Transcribe the records below in full; pictures stay out of the copy.

• • • • • • •

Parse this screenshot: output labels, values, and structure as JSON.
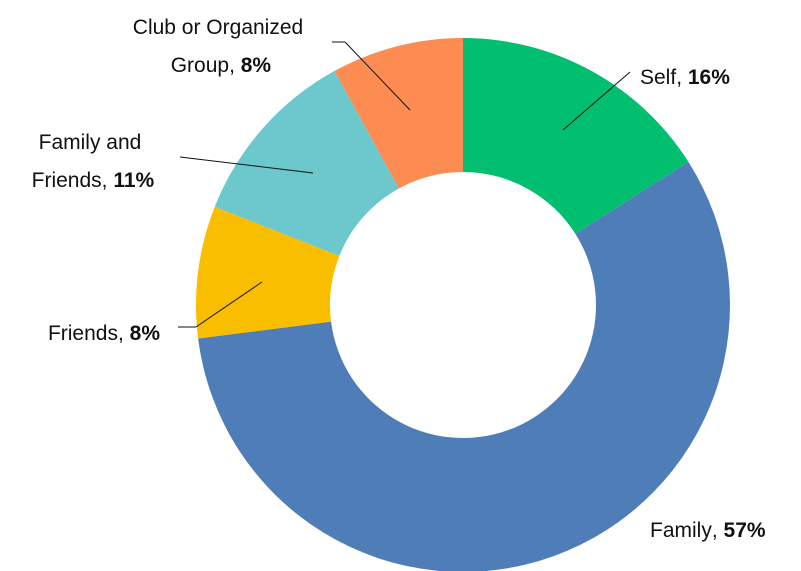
{
  "chart_data": {
    "type": "donut",
    "categories": [
      "Self",
      "Family",
      "Friends",
      "Family and Friends",
      "Club or Organized Group"
    ],
    "values": [
      16,
      57,
      8,
      11,
      8
    ],
    "value_labels": [
      "16%",
      "57%",
      "8%",
      "11%",
      "8%"
    ],
    "colors": [
      "#02bf6f",
      "#4f7db7",
      "#f9be00",
      "#6cc8cc",
      "#fd8c52"
    ]
  }
}
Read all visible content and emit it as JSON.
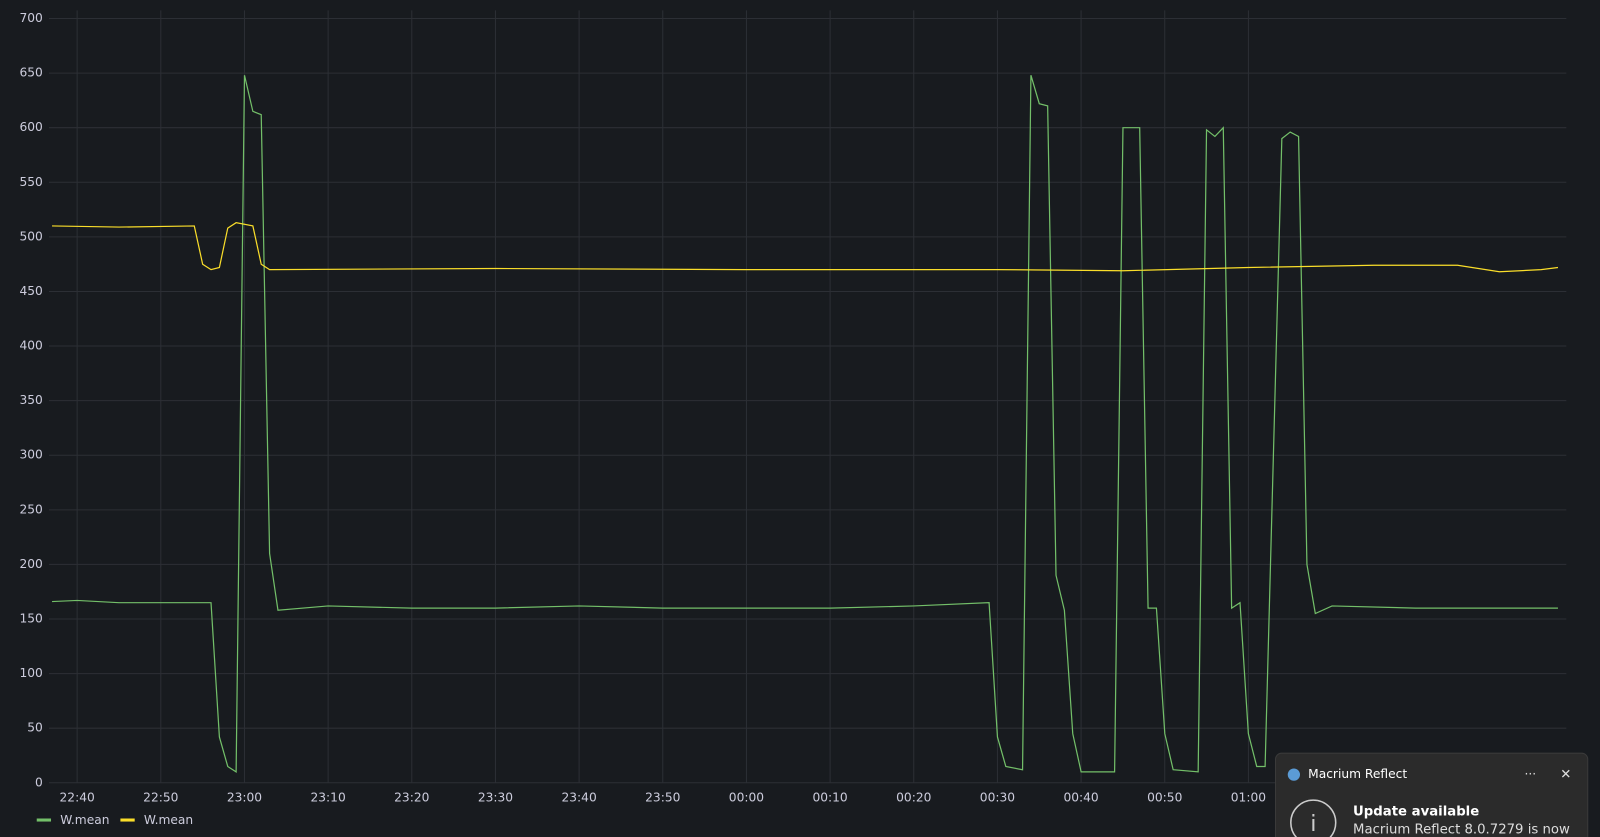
{
  "chart_data": {
    "type": "line",
    "series": [
      {
        "name": "W.mean",
        "color": "#73bf69",
        "x": [
          "22:37",
          "22:40",
          "22:45",
          "22:50",
          "22:55",
          "22:56",
          "22:57",
          "22:58",
          "22:59",
          "23:00",
          "23:01",
          "23:02",
          "23:03",
          "23:04",
          "23:10",
          "23:20",
          "23:30",
          "23:40",
          "23:50",
          "00:00",
          "00:10",
          "00:20",
          "00:29",
          "00:30",
          "00:31",
          "00:33",
          "00:34",
          "00:35",
          "00:36",
          "00:37",
          "00:38",
          "00:39",
          "00:40",
          "00:44",
          "00:45",
          "00:46",
          "00:47",
          "00:48",
          "00:49",
          "00:50",
          "00:51",
          "00:54",
          "00:55",
          "00:56",
          "00:57",
          "00:58",
          "00:59",
          "01:00",
          "01:01",
          "01:02",
          "01:04",
          "01:05",
          "01:06",
          "01:07",
          "01:08",
          "01:10",
          "01:20",
          "01:30",
          "01:37"
        ],
        "values": [
          166,
          167,
          165,
          165,
          165,
          165,
          42,
          15,
          10,
          648,
          615,
          612,
          210,
          158,
          162,
          160,
          160,
          162,
          160,
          160,
          160,
          162,
          165,
          42,
          15,
          12,
          648,
          622,
          620,
          190,
          158,
          45,
          10,
          10,
          600,
          600,
          600,
          160,
          160,
          45,
          12,
          10,
          598,
          592,
          600,
          160,
          165,
          45,
          15,
          15,
          590,
          596,
          592,
          200,
          155,
          162,
          160,
          160,
          160
        ]
      },
      {
        "name": "W.mean",
        "color": "#fade2a",
        "x": [
          "22:37",
          "22:45",
          "22:54",
          "22:55",
          "22:56",
          "22:57",
          "22:58",
          "22:59",
          "23:01",
          "23:02",
          "23:03",
          "23:30",
          "00:00",
          "00:30",
          "00:45",
          "01:00",
          "01:15",
          "01:25",
          "01:30",
          "01:35",
          "01:37"
        ],
        "values": [
          510,
          509,
          510,
          475,
          470,
          472,
          508,
          513,
          510,
          475,
          470,
          471,
          470,
          470,
          469,
          472,
          474,
          474,
          468,
          470,
          472
        ]
      }
    ],
    "xlim": [
      "22:37",
      "01:38"
    ],
    "xticks": [
      "22:40",
      "22:50",
      "23:00",
      "23:10",
      "23:20",
      "23:30",
      "23:40",
      "23:50",
      "00:00",
      "00:10",
      "00:20",
      "00:30",
      "00:40",
      "00:50",
      "01:00"
    ],
    "ylim": [
      0,
      700
    ],
    "yticks": [
      0,
      50,
      100,
      150,
      200,
      250,
      300,
      350,
      400,
      450,
      500,
      550,
      600,
      650,
      700
    ],
    "grid": true
  },
  "notification": {
    "app": "Macrium Reflect",
    "title": "Update available",
    "body": "Macrium Reflect 8.0.7279 is now"
  }
}
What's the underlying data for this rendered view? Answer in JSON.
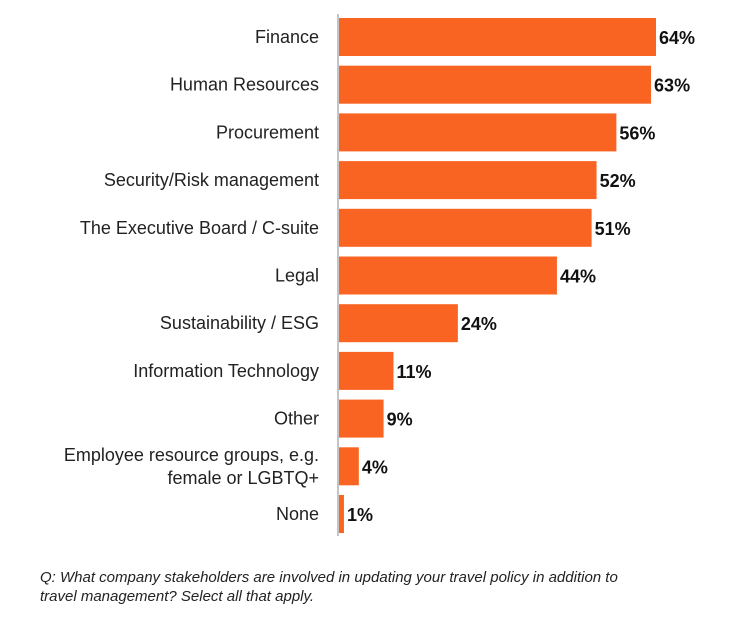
{
  "chart_data": {
    "type": "bar",
    "orientation": "horizontal",
    "categories": [
      "Finance",
      "Human Resources",
      "Procurement",
      "Security/Risk management",
      "The Executive Board / C-suite",
      "Legal",
      "Sustainability / ESG",
      "Information Technology",
      "Other",
      "Employee resource groups, e.g. female or LGBTQ+",
      "None"
    ],
    "category_lines": [
      [
        "Finance"
      ],
      [
        "Human Resources"
      ],
      [
        "Procurement"
      ],
      [
        "Security/Risk management"
      ],
      [
        "The Executive Board / C-suite"
      ],
      [
        "Legal"
      ],
      [
        "Sustainability / ESG"
      ],
      [
        "Information Technology"
      ],
      [
        "Other"
      ],
      [
        "Employee resource groups, e.g.",
        "female or LGBTQ+"
      ],
      [
        "None"
      ]
    ],
    "values": [
      64,
      63,
      56,
      52,
      51,
      44,
      24,
      11,
      9,
      4,
      1
    ],
    "value_labels": [
      "64%",
      "63%",
      "56%",
      "52%",
      "51%",
      "44%",
      "24%",
      "11%",
      "9%",
      "4%",
      "1%"
    ],
    "unit": "%",
    "bar_color": "#fa6422",
    "axis_color": "#b0b0b0",
    "xlim": [
      0,
      64
    ],
    "grid": false,
    "legend": "none"
  },
  "footnote": "Q: What company stakeholders are involved in updating your travel policy in addition to travel management? Select all that apply."
}
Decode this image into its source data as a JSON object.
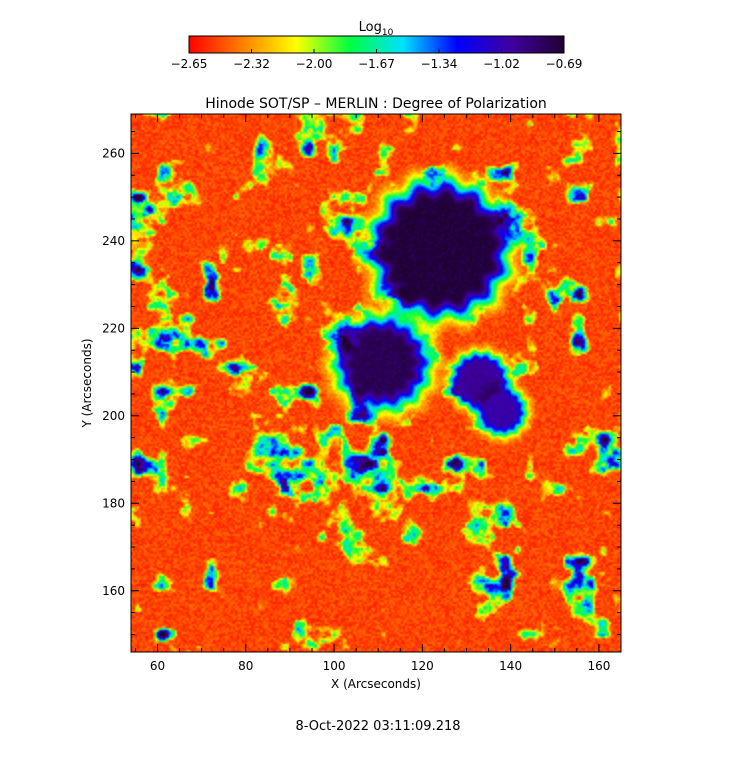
{
  "chart_data": {
    "type": "heatmap",
    "title": "Hinode SOT/SP – MERLIN : Degree of Polarization",
    "xlabel": "X (Arcseconds)",
    "ylabel": "Y (Arcseconds)",
    "xlim": [
      54,
      165
    ],
    "ylim": [
      146,
      269
    ],
    "x_ticks": [
      "60",
      "80",
      "100",
      "120",
      "140",
      "160"
    ],
    "y_ticks": [
      "160",
      "180",
      "200",
      "220",
      "240",
      "260"
    ],
    "colorbar": {
      "label_base": "Log",
      "label_sub": "10",
      "range": [
        -2.65,
        -0.69
      ],
      "ticks": [
        "−2.65",
        "−2.32",
        "−2.00",
        "−1.67",
        "−1.34",
        "−1.02",
        "−0.69"
      ],
      "colormap": [
        "#ff0000",
        "#ff8000",
        "#ffff00",
        "#00ff40",
        "#00e0ff",
        "#0000ff",
        "#4000a0",
        "#200030"
      ]
    },
    "features": {
      "umbra_main": {
        "center_x": 124,
        "center_y": 238,
        "radius": 11,
        "value": -0.72
      },
      "umbra_secondary": {
        "center_x": 111,
        "center_y": 212,
        "radius": 6,
        "value": -0.78
      },
      "pores": [
        {
          "center_x": 133,
          "center_y": 208,
          "radius": 4,
          "value": -0.95
        },
        {
          "center_x": 138,
          "center_y": 201,
          "radius": 3,
          "value": -1.0
        }
      ],
      "background_value": -2.5
    },
    "timestamp": "8-Oct-2022 03:11:09.218"
  }
}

• • • • • • •

Answer below =
Parse this screenshot: output labels, values, and structure as JSON.
{
  "chart_data": {
    "type": "donut",
    "categories": [
      "Self",
      "Family",
      "Friends",
      "Family and Friends",
      "Club or Organized Group"
    ],
    "values": [
      16,
      57,
      8,
      11,
      8
    ],
    "value_labels": [
      "16%",
      "57%",
      "8%",
      "11%",
      "8%"
    ],
    "colors": [
      "#02bf6f",
      "#4f7db7",
      "#f9be00",
      "#6cc8cc",
      "#fd8c52"
    ]
  }
}
Read all visible content and emit it as JSON.
{
  "chart_data": {
    "type": "line",
    "series": [
      {
        "name": "W.mean",
        "color": "#73bf69",
        "x": [
          "22:37",
          "22:40",
          "22:45",
          "22:50",
          "22:55",
          "22:56",
          "22:57",
          "22:58",
          "22:59",
          "23:00",
          "23:01",
          "23:02",
          "23:03",
          "23:04",
          "23:10",
          "23:20",
          "23:30",
          "23:40",
          "23:50",
          "00:00",
          "00:10",
          "00:20",
          "00:29",
          "00:30",
          "00:31",
          "00:33",
          "00:34",
          "00:35",
          "00:36",
          "00:37",
          "00:38",
          "00:39",
          "00:40",
          "00:44",
          "00:45",
          "00:46",
          "00:47",
          "00:48",
          "00:49",
          "00:50",
          "00:51",
          "00:54",
          "00:55",
          "00:56",
          "00:57",
          "00:58",
          "00:59",
          "01:00",
          "01:01",
          "01:02",
          "01:04",
          "01:05",
          "01:06",
          "01:07",
          "01:08",
          "01:10",
          "01:20",
          "01:30",
          "01:37"
        ],
        "values": [
          166,
          167,
          165,
          165,
          165,
          165,
          42,
          15,
          10,
          648,
          615,
          612,
          210,
          158,
          162,
          160,
          160,
          162,
          160,
          160,
          160,
          162,
          165,
          42,
          15,
          12,
          648,
          622,
          620,
          190,
          158,
          45,
          10,
          10,
          600,
          600,
          600,
          160,
          160,
          45,
          12,
          10,
          598,
          592,
          600,
          160,
          165,
          45,
          15,
          15,
          590,
          596,
          592,
          200,
          155,
          162,
          160,
          160,
          160
        ]
      },
      {
        "name": "W.mean",
        "color": "#fade2a",
        "x": [
          "22:37",
          "22:45",
          "22:54",
          "22:55",
          "22:56",
          "22:57",
          "22:58",
          "22:59",
          "23:01",
          "23:02",
          "23:03",
          "23:30",
          "00:00",
          "00:30",
          "00:45",
          "01:00",
          "01:15",
          "01:25",
          "01:30",
          "01:35",
          "01:37"
        ],
        "values": [
          510,
          509,
          510,
          475,
          470,
          472,
          508,
          513,
          510,
          475,
          470,
          471,
          470,
          470,
          469,
          472,
          474,
          474,
          468,
          470,
          472
        ]
      }
    ],
    "xlim": [
      "22:37",
      "01:38"
    ],
    "xticks": [
      "22:40",
      "22:50",
      "23:00",
      "23:10",
      "23:20",
      "23:30",
      "23:40",
      "23:50",
      "00:00",
      "00:10",
      "00:20",
      "00:30",
      "00:40",
      "00:50",
      "01:00"
    ],
    "ylim": [
      0,
      700
    ],
    "yticks": [
      0,
      50,
      100,
      150,
      200,
      250,
      300,
      350,
      400,
      450,
      500,
      550,
      600,
      650,
      700
    ],
    "grid": true
  },
  "notification": {
    "app": "Macrium Reflect",
    "title": "Update available",
    "body": "Macrium Reflect 8.0.7279 is now"
  }
}
What's the underlying data for this rendered view? Answer in JSON.
{
  "chart_data": {
    "type": "bar",
    "orientation": "horizontal",
    "categories": [
      "Finance",
      "Human Resources",
      "Procurement",
      "Security/Risk management",
      "The Executive Board / C-suite",
      "Legal",
      "Sustainability / ESG",
      "Information Technology",
      "Other",
      "Employee resource groups, e.g. female or LGBTQ+",
      "None"
    ],
    "category_lines": [
      [
        "Finance"
      ],
      [
        "Human Resources"
      ],
      [
        "Procurement"
      ],
      [
        "Security/Risk management"
      ],
      [
        "The Executive Board / C-suite"
      ],
      [
        "Legal"
      ],
      [
        "Sustainability / ESG"
      ],
      [
        "Information Technology"
      ],
      [
        "Other"
      ],
      [
        "Employee resource groups, e.g.",
        "female or LGBTQ+"
      ],
      [
        "None"
      ]
    ],
    "values": [
      64,
      63,
      56,
      52,
      51,
      44,
      24,
      11,
      9,
      4,
      1
    ],
    "value_labels": [
      "64%",
      "63%",
      "56%",
      "52%",
      "51%",
      "44%",
      "24%",
      "11%",
      "9%",
      "4%",
      "1%"
    ],
    "unit": "%",
    "bar_color": "#fa6422",
    "axis_color": "#b0b0b0",
    "xlim": [
      0,
      64
    ],
    "grid": false,
    "legend": "none"
  },
  "footnote": "Q: What company stakeholders are involved in updating your travel policy in addition to travel management? Select all that apply."
}
Decode this image into its source data as a JSON object.
{
  "chart_data": {
    "type": "heatmap",
    "title": "Hinode SOT/SP – MERLIN : Degree of Polarization",
    "xlabel": "X (Arcseconds)",
    "ylabel": "Y (Arcseconds)",
    "xlim": [
      54,
      165
    ],
    "ylim": [
      146,
      269
    ],
    "x_ticks": [
      "60",
      "80",
      "100",
      "120",
      "140",
      "160"
    ],
    "y_ticks": [
      "160",
      "180",
      "200",
      "220",
      "240",
      "260"
    ],
    "colorbar": {
      "label_base": "Log",
      "label_sub": "10",
      "range": [
        -2.65,
        -0.69
      ],
      "ticks": [
        "−2.65",
        "−2.32",
        "−2.00",
        "−1.67",
        "−1.34",
        "−1.02",
        "−0.69"
      ],
      "colormap": [
        "#ff0000",
        "#ff8000",
        "#ffff00",
        "#00ff40",
        "#00e0ff",
        "#0000ff",
        "#4000a0",
        "#200030"
      ]
    },
    "features": {
      "umbra_main": {
        "center_x": 124,
        "center_y": 238,
        "radius": 11,
        "value": -0.72
      },
      "umbra_secondary": {
        "center_x": 111,
        "center_y": 212,
        "radius": 6,
        "value": -0.78
      },
      "pores": [
        {
          "center_x": 133,
          "center_y": 208,
          "radius": 4,
          "value": -0.95
        },
        {
          "center_x": 138,
          "center_y": 201,
          "radius": 3,
          "value": -1.0
        }
      ],
      "background_value": -2.5
    },
    "timestamp": "8-Oct-2022 03:11:09.218"
  }
}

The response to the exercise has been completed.